Excerpted passage section start

This is just spinning out of control, and I don't think there's a way to finesse it. Our own press now has a knife at our throats acting as a kind of "smart weapon" of the enemy. As Mort Kondrake put it in a recent article:
The American establishment, led by the media and politicians, is in danger of talking the United States into defeat in Iraq. And the results would be catastrophic.... The decapitation of Nicholas Berg - which, it merits reminding, required several cuts of the knife to stop his screaming - was a front-page story for just one day. Only one newspaper that I know of, the Dallas Morning News, plus the Weekly Standard magazine, made the point that Berg's murder is "why we fight."
You mean we're fighting for something? How'd that happen? Really? Actually fighting?
It occurs to me that what has happened while we were looking at the parade of pictures is a major heist of the public's bandwidth, and it has simply slipped the mind of these media moguls that they exist by feeding from a public resource. It might be a good idea to remind them of that dependency relationship once in awhile. Just a thought.

Excerpted passage section end
Records shown section start

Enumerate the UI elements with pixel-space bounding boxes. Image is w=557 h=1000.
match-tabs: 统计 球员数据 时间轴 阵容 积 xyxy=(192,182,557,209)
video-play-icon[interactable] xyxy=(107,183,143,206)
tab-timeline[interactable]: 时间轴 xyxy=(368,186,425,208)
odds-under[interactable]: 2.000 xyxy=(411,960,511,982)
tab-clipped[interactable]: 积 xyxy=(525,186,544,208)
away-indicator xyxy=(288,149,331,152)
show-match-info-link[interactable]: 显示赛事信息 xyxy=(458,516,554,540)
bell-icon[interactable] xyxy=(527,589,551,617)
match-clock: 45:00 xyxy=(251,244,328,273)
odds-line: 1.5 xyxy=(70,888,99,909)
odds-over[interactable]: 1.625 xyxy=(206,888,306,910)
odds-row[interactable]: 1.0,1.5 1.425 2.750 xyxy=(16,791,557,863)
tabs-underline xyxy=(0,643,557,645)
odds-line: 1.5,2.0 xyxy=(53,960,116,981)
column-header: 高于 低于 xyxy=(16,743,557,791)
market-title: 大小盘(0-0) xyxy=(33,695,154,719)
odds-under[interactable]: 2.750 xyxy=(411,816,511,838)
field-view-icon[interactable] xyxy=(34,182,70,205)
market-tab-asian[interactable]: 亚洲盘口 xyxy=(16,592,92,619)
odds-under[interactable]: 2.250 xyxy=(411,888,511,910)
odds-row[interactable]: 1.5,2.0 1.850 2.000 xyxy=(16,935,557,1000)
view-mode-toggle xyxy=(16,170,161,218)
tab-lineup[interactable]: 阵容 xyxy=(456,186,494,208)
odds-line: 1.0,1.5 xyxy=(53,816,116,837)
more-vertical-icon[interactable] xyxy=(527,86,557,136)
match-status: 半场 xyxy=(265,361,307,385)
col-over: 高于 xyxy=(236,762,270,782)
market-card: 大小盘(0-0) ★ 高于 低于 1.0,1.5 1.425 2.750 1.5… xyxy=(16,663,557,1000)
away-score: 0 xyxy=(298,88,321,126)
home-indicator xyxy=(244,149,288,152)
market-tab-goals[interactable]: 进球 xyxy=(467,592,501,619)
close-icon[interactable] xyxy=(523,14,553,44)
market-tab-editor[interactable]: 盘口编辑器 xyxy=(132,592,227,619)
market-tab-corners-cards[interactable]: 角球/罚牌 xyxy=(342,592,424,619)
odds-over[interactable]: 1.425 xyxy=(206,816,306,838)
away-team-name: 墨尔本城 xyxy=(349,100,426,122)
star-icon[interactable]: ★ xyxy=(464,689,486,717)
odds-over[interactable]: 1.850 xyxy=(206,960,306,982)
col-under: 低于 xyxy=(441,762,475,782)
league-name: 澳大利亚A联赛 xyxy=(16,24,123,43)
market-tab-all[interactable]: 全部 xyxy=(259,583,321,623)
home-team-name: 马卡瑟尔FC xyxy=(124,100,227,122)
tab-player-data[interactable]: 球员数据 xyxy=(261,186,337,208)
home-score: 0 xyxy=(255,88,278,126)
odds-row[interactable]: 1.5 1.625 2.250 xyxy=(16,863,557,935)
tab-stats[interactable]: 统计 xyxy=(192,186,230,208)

Records shown section end

Work request 1. In the commentary on media coverage of the Iraq war, rewrite the paragraph beginning "It occurs to me" more briefly, keeping its main points.
Work request 2. Write what comes next in the commentary on media coverage of the Iraq war.

Response area 1. While the public watched the stream of pictures, media moguls seized a large share of its bandwidth and forgot that they live off a public resource. It may be worth reminding them of that dependence now and then.

Response area 2.
Stephen Den Beste made the point recently that protestors who don't pay the price for their actions aren't very mindful of the public good. And following up on that point, Drumwaster observes that all manner of harm and injury comes to those who lose the ability to sense negative feedback. Somehow we have created a media "establishment" that can't be sanctioned effectively by the market. It has managed no insulate itself, I don't know how, and now regards itself admiringly as a fair representation of a saintly father figure. Surely more noble than an image of leeches with delusions of grandeur, which is a lot closer to the truth.
The function they see themselves as uniquely qualified to perform can, in fact, be performed by others. It isn't magic. Editorializing creatively and insightfully is, in fact, a fairly common gift. What isn't so easy to come by, or hasn't been until now, is the platform to test and train a broad swath of the population who have such aspirations, so they've been bottlenecked in professional broadcasting schools. It's not so much a training requirement as a racket. The "medium" that the "media" must utilize to run their Hermetic errands doesn't actually belong to them. Furthermore, the task could be bid out to those with the skill rather than the "contacts" any time we so choose. Indeed, it was precisely this insight that created the land rush that installed my homesteading ancestors as propertied citizens with a legacy and stake in the nation. And it surely isn't appropriate that the legacy of the "public airwaves" (although it's more than that nowadays) be held in fief by those whose allegiances are so weak that they all but race to do the enemy's bidding? It's worse than unseemly. As Kondracke puts it, it's calumny.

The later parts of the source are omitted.